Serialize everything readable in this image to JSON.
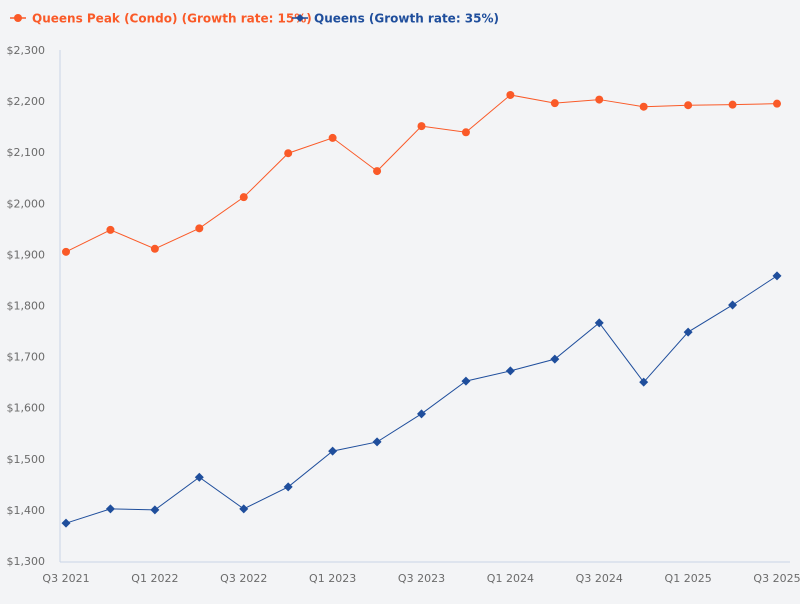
{
  "chart_data": {
    "type": "line",
    "title": "",
    "xlabel": "",
    "ylabel": "",
    "categories": [
      "Q3 2021",
      "Q4 2021",
      "Q1 2022",
      "Q2 2022",
      "Q3 2022",
      "Q4 2022",
      "Q1 2023",
      "Q2 2023",
      "Q3 2023",
      "Q4 2023",
      "Q1 2024",
      "Q2 2024",
      "Q3 2024",
      "Q4 2024",
      "Q1 2025",
      "Q2 2025",
      "Q3 2025"
    ],
    "x_tick_labels": [
      "Q3 2021",
      "Q1 2022",
      "Q3 2022",
      "Q1 2023",
      "Q3 2023",
      "Q1 2024",
      "Q3 2024",
      "Q1 2025",
      "Q3 2025"
    ],
    "y_tick_labels": [
      "$1,300",
      "$1,400",
      "$1,500",
      "$1,600",
      "$1,700",
      "$1,800",
      "$1,900",
      "$2,000",
      "$2,100",
      "$2,200",
      "$2,300"
    ],
    "ylim": [
      1300,
      2300
    ],
    "grid": false,
    "legend_position": "top-left",
    "series": [
      {
        "name": "Queens Peak (Condo) (Growth rate: 15%)",
        "color": "#fa5a28",
        "marker": "circle",
        "values": [
          1905,
          1948,
          1911,
          1951,
          2012,
          2098,
          2128,
          2063,
          2151,
          2139,
          2212,
          2196,
          2203,
          2189,
          2192,
          2193,
          2195
        ]
      },
      {
        "name": "Queens (Growth rate: 35%)",
        "color": "#1f4e9c",
        "marker": "diamond",
        "values": [
          1374,
          1402,
          1400,
          1464,
          1402,
          1445,
          1515,
          1533,
          1588,
          1652,
          1672,
          1695,
          1766,
          1650,
          1748,
          1801,
          1858
        ]
      }
    ]
  }
}
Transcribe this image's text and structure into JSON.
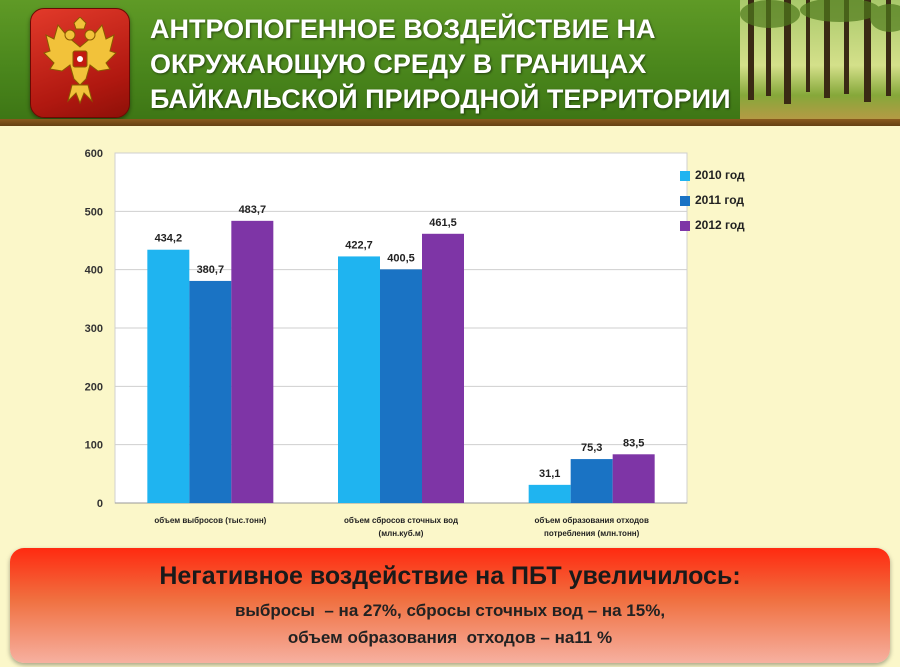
{
  "header": {
    "title_lines": [
      "АНТРОПОГЕННОЕ ВОЗДЕЙСТВИЕ НА",
      "ОКРУЖАЮЩУЮ СРЕДУ В ГРАНИЦАХ",
      "БАЙКАЛЬСКОЙ ПРИРОДНОЙ ТЕРРИТОРИИ"
    ],
    "emblem_icon": "russian-coat-of-arms-icon",
    "photo": "forest-photo"
  },
  "chart_data": {
    "type": "bar",
    "categories": [
      [
        "объем выбросов (тыс.тонн)"
      ],
      [
        "объем сбросов сточных вод",
        "(млн.куб.м)"
      ],
      [
        "объем образования отходов",
        "потребления (млн.тонн)"
      ]
    ],
    "series": [
      {
        "name": "2010 год",
        "color": "#1fb4f0",
        "values": [
          434.2,
          422.7,
          31.1
        ],
        "labels": [
          "434,2",
          "422,7",
          "31,1"
        ]
      },
      {
        "name": "2011 год",
        "color": "#1a73c4",
        "values": [
          380.7,
          400.5,
          75.3
        ],
        "labels": [
          "380,7",
          "400,5",
          "75,3"
        ]
      },
      {
        "name": "2012 год",
        "color": "#7e35a6",
        "values": [
          483.7,
          461.5,
          83.5
        ],
        "labels": [
          "483,7",
          "461,5",
          "83,5"
        ]
      }
    ],
    "ylim": [
      0,
      600
    ],
    "yticks": [
      0,
      100,
      200,
      300,
      400,
      500,
      600
    ],
    "grid": true,
    "legend_position": "right"
  },
  "banner": {
    "heading": "Негативное воздействие на ПБТ увеличилось:",
    "line1": "выбросы  – на 27%, сбросы сточных вод – на 15%,",
    "line2": "объем образования  отходов – на11 %"
  }
}
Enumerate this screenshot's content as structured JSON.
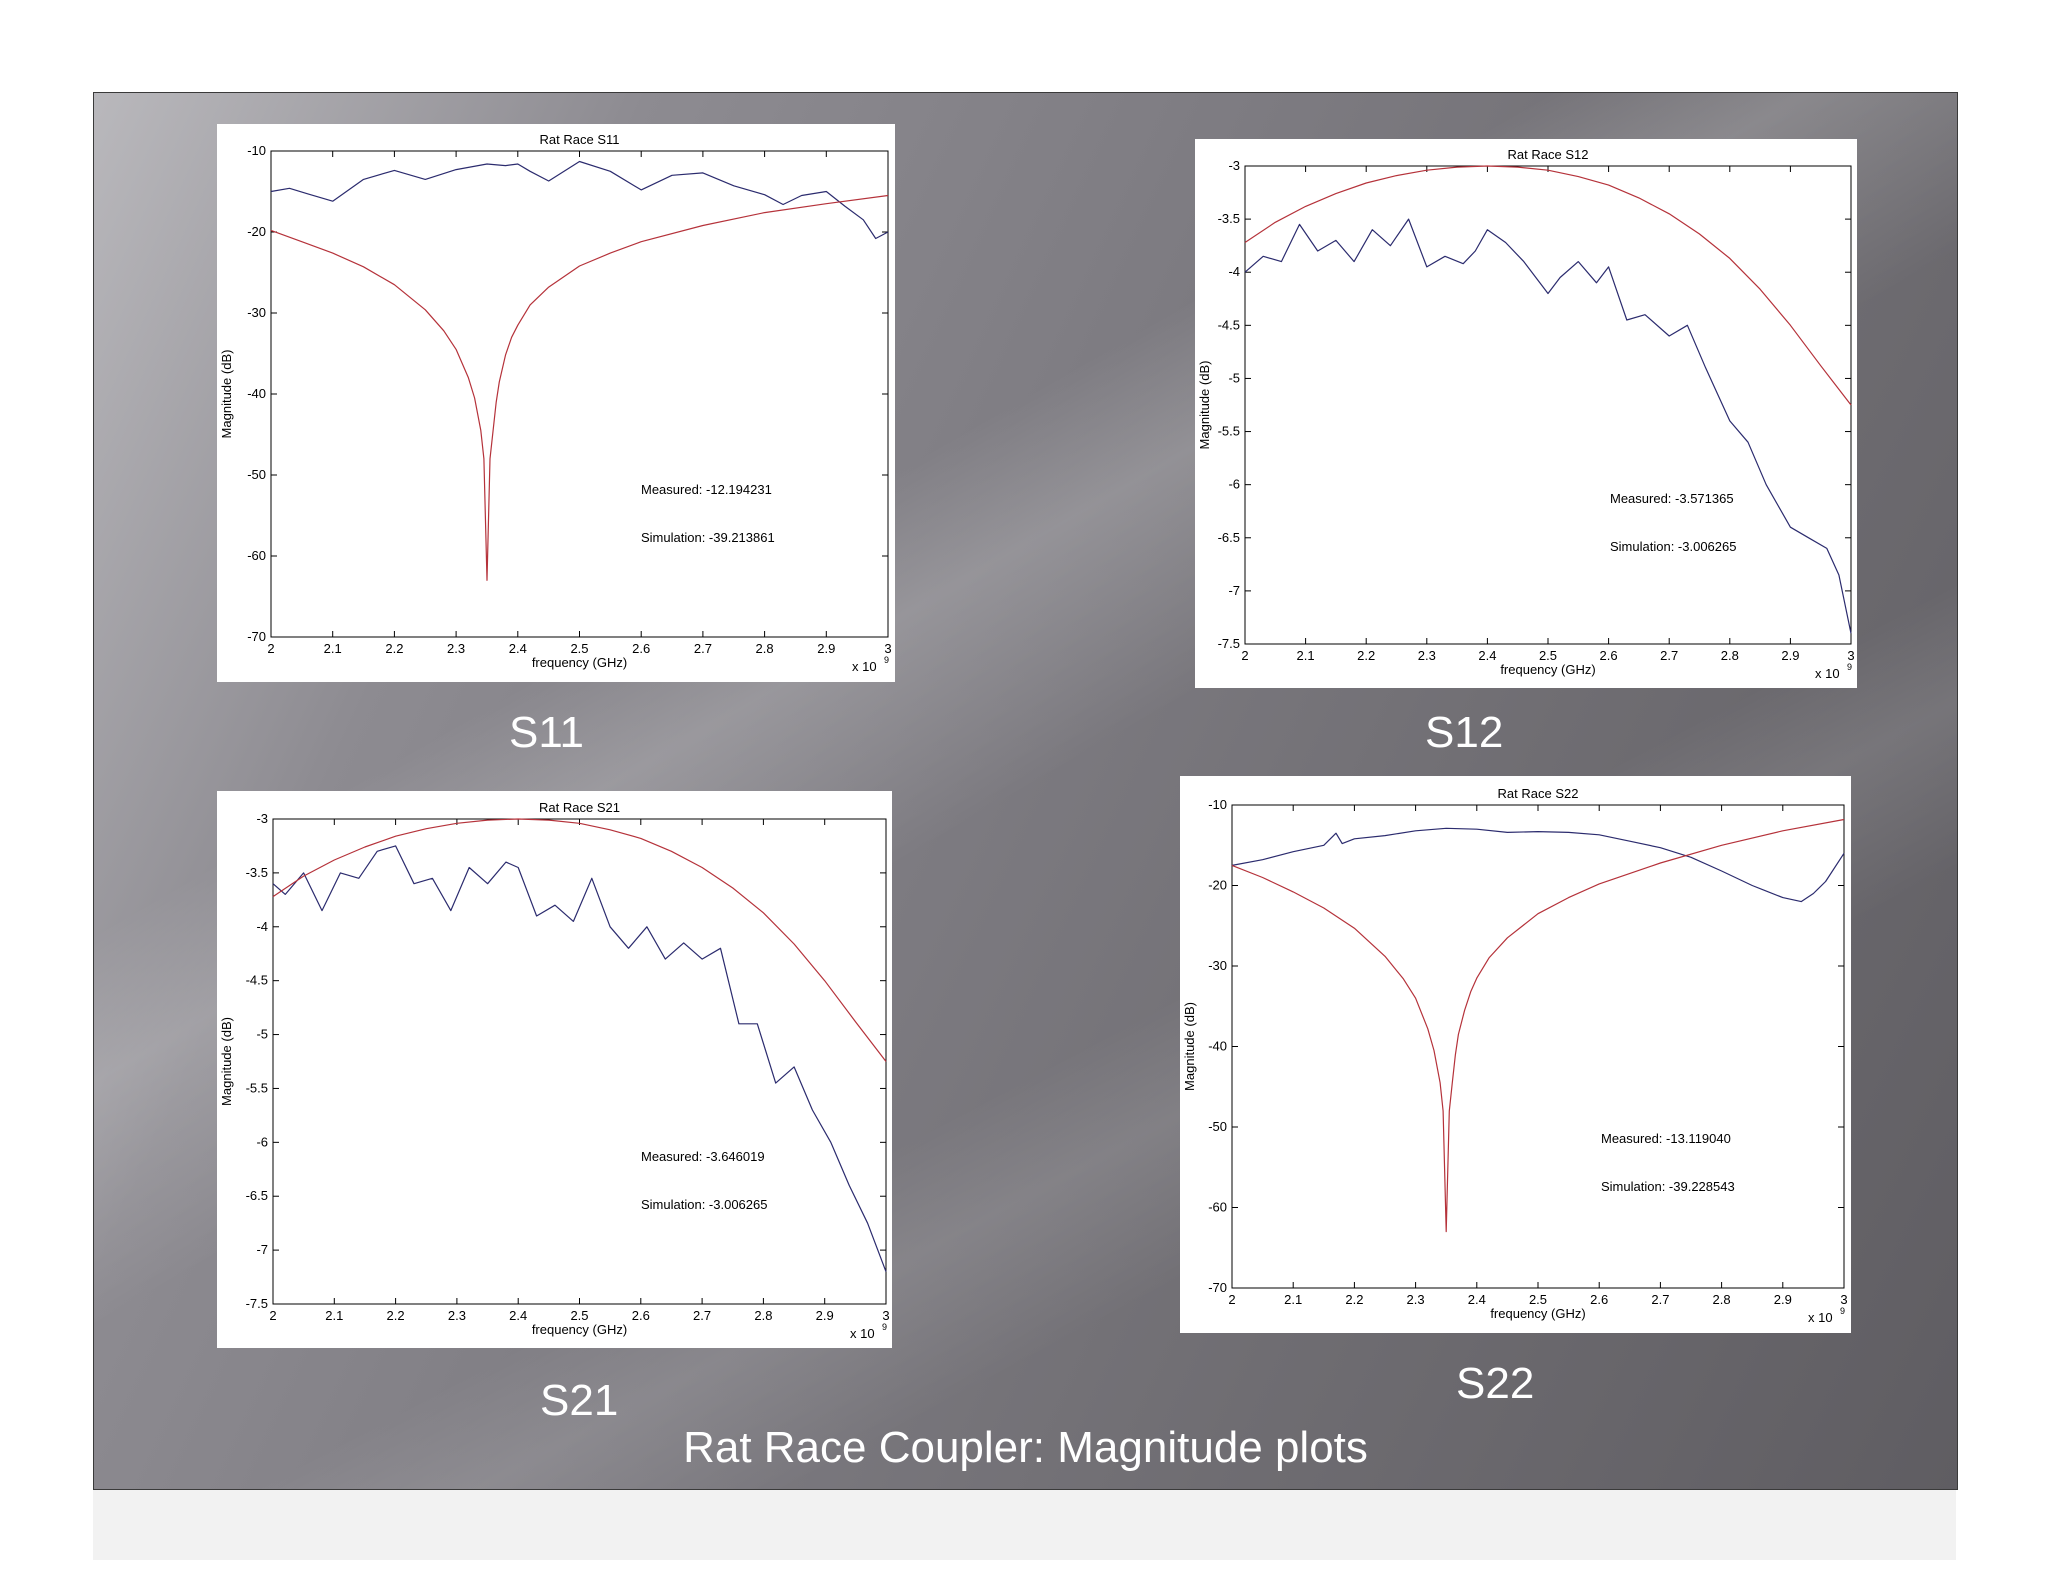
{
  "slide": {
    "title": "Rat Race Coupler: Magnitude plots",
    "background": "#77757a"
  },
  "labels": {
    "s11": "S11",
    "s12": "S12",
    "s21": "S21",
    "s22": "S22"
  },
  "colors": {
    "measured": "#2b2b6e",
    "simulation": "#b5323a",
    "frame": "#000000"
  },
  "chart_data": [
    {
      "id": "s11",
      "type": "line",
      "title": "Rat Race S11",
      "xlabel": "frequency (GHz)",
      "ylabel": "Magnitude (dB)",
      "x_multiplier": "x 10",
      "x_exponent": "9",
      "xlim": [
        2,
        3
      ],
      "ylim": [
        -70,
        -10
      ],
      "xticks": [
        "2",
        "2.1",
        "2.2",
        "2.3",
        "2.4",
        "2.5",
        "2.6",
        "2.7",
        "2.8",
        "2.9",
        "3"
      ],
      "yticks": [
        "-10",
        "-20",
        "-30",
        "-40",
        "-50",
        "-60",
        "-70"
      ],
      "annotations": [
        "Measured: -12.194231",
        "Simulation: -39.213861"
      ],
      "series": [
        {
          "role": "measured",
          "x": [
            2.0,
            2.03,
            2.06,
            2.1,
            2.15,
            2.2,
            2.25,
            2.3,
            2.35,
            2.38,
            2.4,
            2.42,
            2.45,
            2.5,
            2.55,
            2.6,
            2.65,
            2.7,
            2.75,
            2.8,
            2.83,
            2.86,
            2.9,
            2.93,
            2.96,
            2.98,
            3.0
          ],
          "y": [
            -15.0,
            -14.6,
            -15.3,
            -16.2,
            -13.5,
            -12.4,
            -13.5,
            -12.3,
            -11.6,
            -11.8,
            -11.6,
            -12.5,
            -13.7,
            -11.3,
            -12.5,
            -14.8,
            -13.0,
            -12.7,
            -14.3,
            -15.4,
            -16.6,
            -15.5,
            -15.0,
            -16.8,
            -18.5,
            -20.8,
            -20.0
          ]
        },
        {
          "role": "simulation",
          "x": [
            2.0,
            2.05,
            2.1,
            2.15,
            2.2,
            2.25,
            2.28,
            2.3,
            2.32,
            2.33,
            2.34,
            2.345,
            2.35,
            2.355,
            2.36,
            2.365,
            2.37,
            2.38,
            2.39,
            2.4,
            2.42,
            2.45,
            2.5,
            2.55,
            2.6,
            2.7,
            2.8,
            2.9,
            3.0
          ],
          "y": [
            -19.8,
            -21.2,
            -22.6,
            -24.3,
            -26.5,
            -29.6,
            -32.2,
            -34.5,
            -38.0,
            -40.5,
            -44.5,
            -48.0,
            -63.0,
            -48.0,
            -44.5,
            -41.0,
            -38.5,
            -35.2,
            -33.0,
            -31.5,
            -29.0,
            -26.8,
            -24.2,
            -22.6,
            -21.2,
            -19.2,
            -17.6,
            -16.5,
            -15.5
          ]
        }
      ]
    },
    {
      "id": "s12",
      "type": "line",
      "title": "Rat Race S12",
      "xlabel": "frequency (GHz)",
      "ylabel": "Magnitude (dB)",
      "x_multiplier": "x 10",
      "x_exponent": "9",
      "xlim": [
        2,
        3
      ],
      "ylim": [
        -7.5,
        -3
      ],
      "xticks": [
        "2",
        "2.1",
        "2.2",
        "2.3",
        "2.4",
        "2.5",
        "2.6",
        "2.7",
        "2.8",
        "2.9",
        "3"
      ],
      "yticks": [
        "-3",
        "-3.5",
        "-4",
        "-4.5",
        "-5",
        "-5.5",
        "-6",
        "-6.5",
        "-7",
        "-7.5"
      ],
      "annotations": [
        "Measured: -3.571365",
        "Simulation: -3.006265"
      ],
      "series": [
        {
          "role": "measured",
          "x": [
            2.0,
            2.03,
            2.06,
            2.09,
            2.12,
            2.15,
            2.18,
            2.21,
            2.24,
            2.27,
            2.3,
            2.33,
            2.36,
            2.38,
            2.4,
            2.43,
            2.46,
            2.5,
            2.52,
            2.55,
            2.58,
            2.6,
            2.63,
            2.66,
            2.7,
            2.73,
            2.76,
            2.8,
            2.83,
            2.86,
            2.9,
            2.93,
            2.96,
            2.98,
            3.0
          ],
          "y": [
            -4.0,
            -3.85,
            -3.9,
            -3.55,
            -3.8,
            -3.7,
            -3.9,
            -3.6,
            -3.75,
            -3.5,
            -3.95,
            -3.85,
            -3.92,
            -3.8,
            -3.6,
            -3.72,
            -3.9,
            -4.2,
            -4.05,
            -3.9,
            -4.1,
            -3.95,
            -4.45,
            -4.4,
            -4.6,
            -4.5,
            -4.9,
            -5.4,
            -5.6,
            -6.0,
            -6.4,
            -6.5,
            -6.6,
            -6.85,
            -7.4
          ]
        },
        {
          "role": "simulation",
          "x": [
            2.0,
            2.05,
            2.1,
            2.15,
            2.2,
            2.25,
            2.3,
            2.35,
            2.4,
            2.45,
            2.5,
            2.55,
            2.6,
            2.65,
            2.7,
            2.75,
            2.8,
            2.85,
            2.9,
            2.95,
            3.0
          ],
          "y": [
            -3.72,
            -3.53,
            -3.38,
            -3.26,
            -3.16,
            -3.09,
            -3.04,
            -3.01,
            -3.0,
            -3.01,
            -3.04,
            -3.1,
            -3.18,
            -3.3,
            -3.45,
            -3.64,
            -3.87,
            -4.16,
            -4.5,
            -4.88,
            -5.25
          ]
        }
      ]
    },
    {
      "id": "s21",
      "type": "line",
      "title": "Rat Race S21",
      "xlabel": "frequency (GHz)",
      "ylabel": "Magnitude (dB)",
      "x_multiplier": "x 10",
      "x_exponent": "9",
      "xlim": [
        2,
        3
      ],
      "ylim": [
        -7.5,
        -3
      ],
      "xticks": [
        "2",
        "2.1",
        "2.2",
        "2.3",
        "2.4",
        "2.5",
        "2.6",
        "2.7",
        "2.8",
        "2.9",
        "3"
      ],
      "yticks": [
        "-3",
        "-3.5",
        "-4",
        "-4.5",
        "-5",
        "-5.5",
        "-6",
        "-6.5",
        "-7",
        "-7.5"
      ],
      "annotations": [
        "Measured: -3.646019",
        "Simulation: -3.006265"
      ],
      "series": [
        {
          "role": "measured",
          "x": [
            2.0,
            2.02,
            2.05,
            2.08,
            2.11,
            2.14,
            2.17,
            2.2,
            2.23,
            2.26,
            2.29,
            2.32,
            2.35,
            2.38,
            2.4,
            2.43,
            2.46,
            2.49,
            2.52,
            2.55,
            2.58,
            2.61,
            2.64,
            2.67,
            2.7,
            2.73,
            2.76,
            2.79,
            2.82,
            2.85,
            2.88,
            2.91,
            2.94,
            2.97,
            3.0
          ],
          "y": [
            -3.6,
            -3.7,
            -3.5,
            -3.85,
            -3.5,
            -3.55,
            -3.3,
            -3.25,
            -3.6,
            -3.55,
            -3.85,
            -3.45,
            -3.6,
            -3.4,
            -3.45,
            -3.9,
            -3.8,
            -3.95,
            -3.55,
            -4.0,
            -4.2,
            -4.0,
            -4.3,
            -4.15,
            -4.3,
            -4.2,
            -4.9,
            -4.9,
            -5.45,
            -5.3,
            -5.7,
            -6.0,
            -6.4,
            -6.75,
            -7.2
          ]
        },
        {
          "role": "simulation",
          "x": [
            2.0,
            2.05,
            2.1,
            2.15,
            2.2,
            2.25,
            2.3,
            2.35,
            2.4,
            2.45,
            2.5,
            2.55,
            2.6,
            2.65,
            2.7,
            2.75,
            2.8,
            2.85,
            2.9,
            2.95,
            3.0
          ],
          "y": [
            -3.72,
            -3.53,
            -3.38,
            -3.26,
            -3.16,
            -3.09,
            -3.04,
            -3.01,
            -3.0,
            -3.01,
            -3.04,
            -3.1,
            -3.18,
            -3.3,
            -3.45,
            -3.64,
            -3.87,
            -4.16,
            -4.5,
            -4.88,
            -5.25
          ]
        }
      ]
    },
    {
      "id": "s22",
      "type": "line",
      "title": "Rat Race S22",
      "xlabel": "frequency (GHz)",
      "ylabel": "Magnitude (dB)",
      "x_multiplier": "x 10",
      "x_exponent": "9",
      "xlim": [
        2,
        3
      ],
      "ylim": [
        -70,
        -10
      ],
      "xticks": [
        "2",
        "2.1",
        "2.2",
        "2.3",
        "2.4",
        "2.5",
        "2.6",
        "2.7",
        "2.8",
        "2.9",
        "3"
      ],
      "yticks": [
        "-10",
        "-20",
        "-30",
        "-40",
        "-50",
        "-60",
        "-70"
      ],
      "annotations": [
        "Measured: -13.119040",
        "Simulation: -39.228543"
      ],
      "series": [
        {
          "role": "measured",
          "x": [
            2.0,
            2.05,
            2.1,
            2.15,
            2.17,
            2.18,
            2.2,
            2.25,
            2.3,
            2.35,
            2.4,
            2.45,
            2.5,
            2.55,
            2.6,
            2.65,
            2.7,
            2.75,
            2.8,
            2.85,
            2.9,
            2.93,
            2.95,
            2.97,
            3.0
          ],
          "y": [
            -17.5,
            -16.8,
            -15.8,
            -15.0,
            -13.5,
            -14.8,
            -14.2,
            -13.8,
            -13.2,
            -12.9,
            -13.0,
            -13.4,
            -13.3,
            -13.4,
            -13.7,
            -14.5,
            -15.3,
            -16.5,
            -18.2,
            -20.0,
            -21.5,
            -22.0,
            -21.0,
            -19.5,
            -16.0
          ]
        },
        {
          "role": "simulation",
          "x": [
            2.0,
            2.05,
            2.1,
            2.15,
            2.2,
            2.25,
            2.28,
            2.3,
            2.32,
            2.33,
            2.34,
            2.345,
            2.35,
            2.355,
            2.36,
            2.365,
            2.37,
            2.38,
            2.39,
            2.4,
            2.42,
            2.45,
            2.5,
            2.55,
            2.6,
            2.7,
            2.8,
            2.9,
            3.0
          ],
          "y": [
            -17.5,
            -19.0,
            -20.8,
            -22.8,
            -25.3,
            -28.8,
            -31.6,
            -34.0,
            -37.8,
            -40.5,
            -44.5,
            -48.0,
            -63.0,
            -48.0,
            -44.5,
            -41.0,
            -38.5,
            -35.5,
            -33.2,
            -31.5,
            -29.0,
            -26.5,
            -23.5,
            -21.5,
            -19.8,
            -17.2,
            -15.0,
            -13.2,
            -11.8
          ]
        }
      ]
    }
  ]
}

☆ ☆ ☆ ☆ ☆ ☆ ☆

Task goal:
Copy out each line of the records where the string "отходов" appears.

Task output:
        "объем образования отходов",
    "line2": "объем образования  отходов – на11 %"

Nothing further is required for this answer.